▸ WHAT NEEDS TO BE DONE
Go through the records and show each line where the word "Matth" occurs.

▸ AVAILABLE RECORDS
/---

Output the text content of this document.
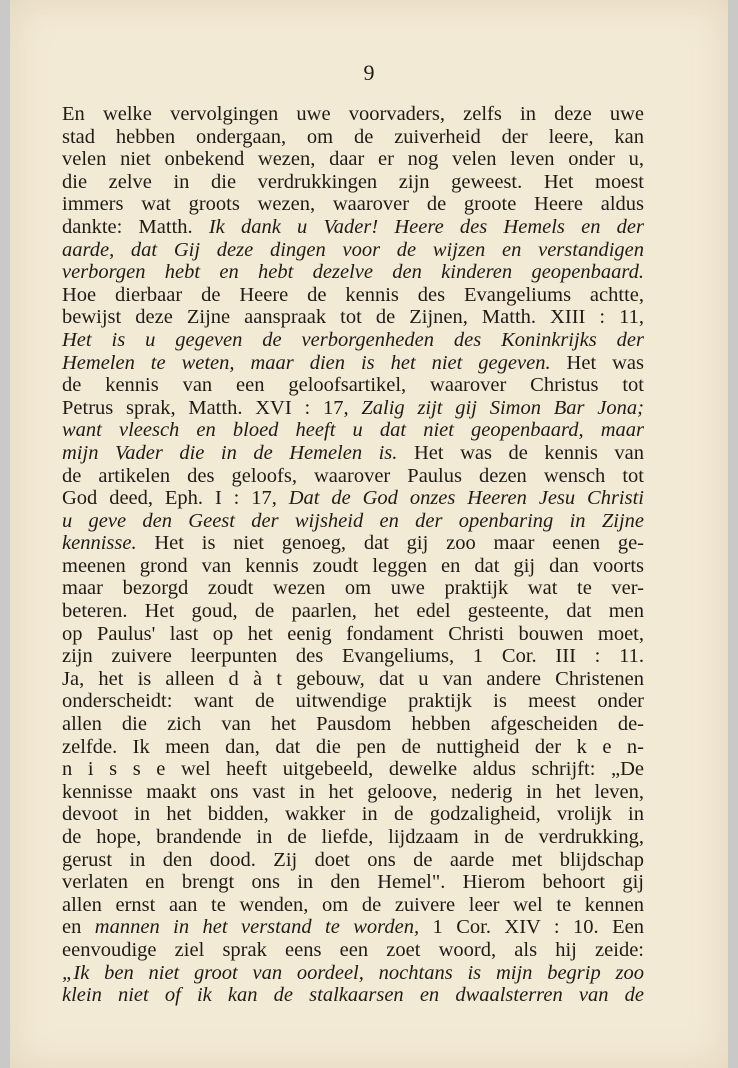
9
En welke vervolgingen uwe voorvaders, zelfs in deze uwe
stad hebben ondergaan, om de zuiverheid der leere, kan
velen niet onbekend wezen, daar er nog velen leven onder u,
die zelve in die verdrukkingen zijn geweest. Het moest
immers wat groots wezen, waarover de groote Heere aldus
dankte: Matth. Ik dank u Vader! Heere des Hemels en der
aarde, dat Gij deze dingen voor de wijzen en verstandigen
verborgen hebt en hebt dezelve den kinderen geopenbaard.
Hoe dierbaar de Heere de kennis des Evangeliums achtte,
bewijst deze Zijne aanspraak tot de Zijnen, Matth. XIII : 11,
Het is u gegeven de verborgenheden des Koninkrijks der
Hemelen te weten, maar dien is het niet gegeven. Het was
de kennis van een geloofsartikel, waarover Christus tot
Petrus sprak, Matth. XVI : 17, Zalig zijt gij Simon Bar Jona;
want vleesch en bloed heeft u dat niet geopenbaard, maar
mijn Vader die in de Hemelen is. Het was de kennis van
de artikelen des geloofs, waarover Paulus dezen wensch tot
God deed, Eph. I : 17, Dat de God onzes Heeren Jesu Christi
u geve den Geest der wijsheid en der openbaring in Zijne
kennisse. Het is niet genoeg, dat gij zoo maar eenen ge-
meenen grond van kennis zoudt leggen en dat gij dan voorts
maar bezorgd zoudt wezen om uwe praktijk wat te ver-
beteren. Het goud, de paarlen, het edel gesteente, dat men
op Paulus' last op het eenig fondament Christi bouwen moet,
zijn zuivere leerpunten des Evangeliums, 1 Cor. III : 11.
Ja, het is alleen d à t gebouw, dat u van andere Christenen
onderscheidt: want de uitwendige praktijk is meest onder
allen die zich van het Pausdom hebben afgescheiden de-
zelfde. Ik meen dan, dat die pen de nuttigheid der k e n-
n i s s e wel heeft uitgebeeld, dewelke aldus schrijft: „De
kennisse maakt ons vast in het geloove, nederig in het leven,
devoot in het bidden, wakker in de godzaligheid, vrolijk in
de hope, brandende in de liefde, lijdzaam in de verdrukking,
gerust in den dood. Zij doet ons de aarde met blijdschap
verlaten en brengt ons in den Hemel". Hierom behoort gij
allen ernst aan te wenden, om de zuivere leer wel te kennen
en mannen in het verstand te worden, 1 Cor. XIV : 10. Een
eenvoudige ziel sprak eens een zoet woord, als hij zeide:
„Ik ben niet groot van oordeel, nochtans is mijn begrip zoo
klein niet of ik kan de stalkaarsen en dwaalsterren van de
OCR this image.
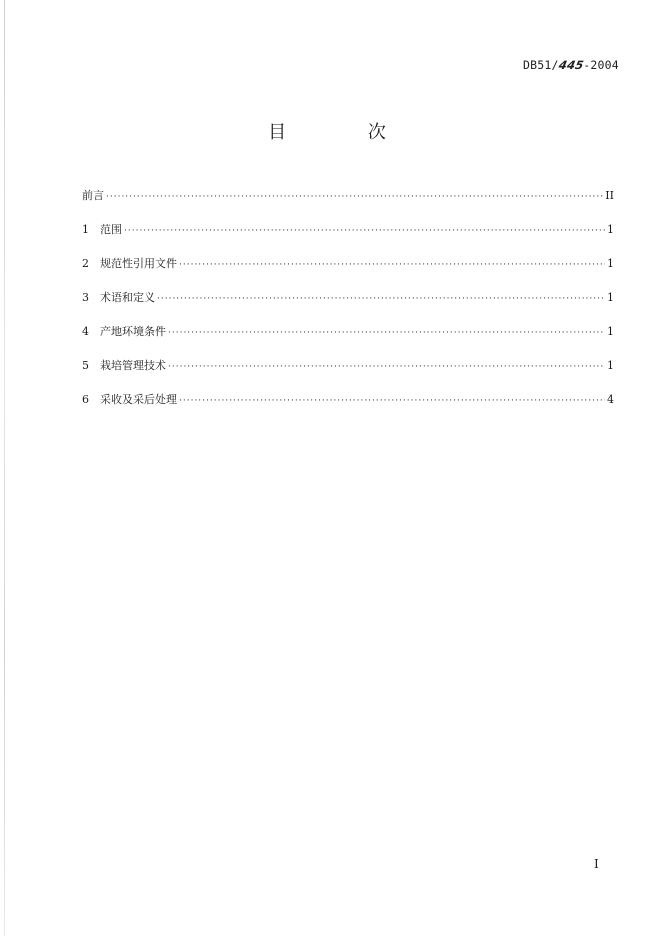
DB51/445-2004
目 次
前言 ·····	II
1	范围 ·····	1
2	规范性引用文件 ·····	1
3	术语和定义 ·····	1
4	产地环境条件 ·····	1
5	栽培管理技术 ·····	1
6	采收及采后处理 ·····	4
I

\---

▸ EXERCISE RESULT
dankte: Matth. Ik dank u Vader! Heere des Hemels en der
bewijst deze Zijne aanspraak tot de Zijnen, Matth. XIII : 11,
Petrus sprak, Matth. XVI : 17, Zalig zijt gij Simon Bar Jona;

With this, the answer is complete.